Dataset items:
____________
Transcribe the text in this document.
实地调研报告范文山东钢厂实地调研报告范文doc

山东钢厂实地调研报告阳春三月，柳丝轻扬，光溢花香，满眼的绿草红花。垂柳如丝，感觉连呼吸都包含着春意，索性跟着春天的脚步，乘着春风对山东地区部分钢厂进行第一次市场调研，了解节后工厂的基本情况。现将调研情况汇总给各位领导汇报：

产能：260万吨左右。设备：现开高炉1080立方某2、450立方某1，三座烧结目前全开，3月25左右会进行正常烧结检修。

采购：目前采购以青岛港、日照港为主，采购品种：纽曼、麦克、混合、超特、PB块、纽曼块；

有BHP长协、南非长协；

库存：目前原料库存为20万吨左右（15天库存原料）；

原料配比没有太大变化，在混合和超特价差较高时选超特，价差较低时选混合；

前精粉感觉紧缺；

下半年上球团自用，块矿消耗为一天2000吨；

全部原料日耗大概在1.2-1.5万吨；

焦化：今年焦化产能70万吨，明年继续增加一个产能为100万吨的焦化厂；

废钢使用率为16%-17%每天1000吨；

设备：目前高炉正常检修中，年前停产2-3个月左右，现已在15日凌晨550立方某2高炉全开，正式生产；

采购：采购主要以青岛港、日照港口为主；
____________
Repeat the material from above exactly, word for word.

Transcribe the text in this document.
实地调研报告范文山东钢厂实地调研报告范文doc

山东钢厂实地调研报告阳春三月，柳丝轻扬，光溢花香，满眼的绿草红花。垂柳如丝，感觉连呼吸都包含着春意，索性跟着春天的脚步，乘着春风对山东地区部分钢厂进行第一次市场调研，了解节后工厂的基本情况。现将调研情况汇总给各位领导汇报：

产能：260万吨左右。设备：现开高炉1080立方某2、450立方某1，三座烧结目前全开，3月25左右会进行正常烧结检修。

采购：目前采购以青岛港、日照港为主，采购品种：纽曼、麦克、混合、超特、PB块、纽曼块；

有BHP长协、南非长协；

库存：目前原料库存为20万吨左右（15天库存原料）；

原料配比没有太大变化，在混合和超特价差较高时选超特，价差较低时选混合；

前精粉感觉紧缺；

下半年上球团自用，块矿消耗为一天2000吨；

全部原料日耗大概在1.2-1.5万吨；

焦化：今年焦化产能70万吨，明年继续增加一个产能为100万吨的焦化厂；

废钢使用率为16%-17%每天1000吨；

设备：目前高炉正常检修中，年前停产2-3个月左右，现已在15日凌晨550立方某2高炉全开，正式生产；

采购：采购主要以青岛港、日照港口为主；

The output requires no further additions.